[Begin Records]

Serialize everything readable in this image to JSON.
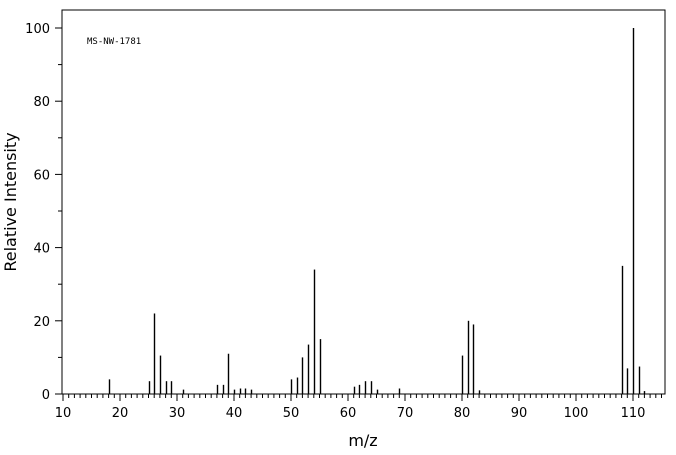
{
  "chart_data": {
    "type": "bar",
    "subtype": "mass-spectrum-stick-plot",
    "annotation": "MS-NW-1781",
    "xlabel": "m/z",
    "ylabel": "Relative Intensity",
    "xlim": [
      10,
      115
    ],
    "ylim": [
      0,
      105
    ],
    "x_ticks": [
      10,
      20,
      30,
      40,
      50,
      60,
      70,
      80,
      90,
      100,
      110
    ],
    "y_ticks": [
      0,
      20,
      40,
      60,
      80,
      100
    ],
    "grid": false,
    "legend": "none",
    "peaks": [
      {
        "x": 18,
        "y": 4
      },
      {
        "x": 25,
        "y": 3.5
      },
      {
        "x": 26,
        "y": 22
      },
      {
        "x": 27,
        "y": 10.5
      },
      {
        "x": 28,
        "y": 3.5
      },
      {
        "x": 29,
        "y": 3.5
      },
      {
        "x": 31,
        "y": 1.2
      },
      {
        "x": 37,
        "y": 2.5
      },
      {
        "x": 38,
        "y": 2.5
      },
      {
        "x": 39,
        "y": 11
      },
      {
        "x": 40,
        "y": 1.2
      },
      {
        "x": 41,
        "y": 1.5
      },
      {
        "x": 42,
        "y": 1.5
      },
      {
        "x": 43,
        "y": 1.2
      },
      {
        "x": 50,
        "y": 4
      },
      {
        "x": 51,
        "y": 4.5
      },
      {
        "x": 52,
        "y": 10
      },
      {
        "x": 53,
        "y": 13.5
      },
      {
        "x": 54,
        "y": 34
      },
      {
        "x": 55,
        "y": 15
      },
      {
        "x": 61,
        "y": 2
      },
      {
        "x": 62,
        "y": 2.5
      },
      {
        "x": 63,
        "y": 3.5
      },
      {
        "x": 64,
        "y": 3.5
      },
      {
        "x": 65,
        "y": 1.2
      },
      {
        "x": 69,
        "y": 1.5
      },
      {
        "x": 80,
        "y": 10.5
      },
      {
        "x": 81,
        "y": 20
      },
      {
        "x": 82,
        "y": 19
      },
      {
        "x": 83,
        "y": 1
      },
      {
        "x": 108,
        "y": 35
      },
      {
        "x": 109,
        "y": 7
      },
      {
        "x": 110,
        "y": 100
      },
      {
        "x": 111,
        "y": 7.5
      },
      {
        "x": 112,
        "y": 0.8
      }
    ]
  }
}
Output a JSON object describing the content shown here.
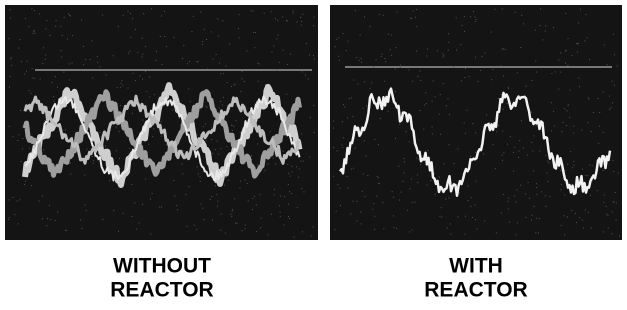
{
  "panels": [
    {
      "label_lines": [
        "WITHOUT",
        "REACTOR"
      ]
    },
    {
      "label_lines": [
        "WITH",
        "REACTOR"
      ]
    }
  ]
}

[End Records]

What is expected:
Please copy the lines above, starting at the one that holds "Output a JSON" and stopping after the last line, exactly as they appear and minus the pictures.

In response:
Output a JSON object describing the content shown here.
{
  "panels": [
    {
      "label_lines": [
        "WITHOUT",
        "REACTOR"
      ]
    },
    {
      "label_lines": [
        "WITH",
        "REACTOR"
      ]
    }
  ]
}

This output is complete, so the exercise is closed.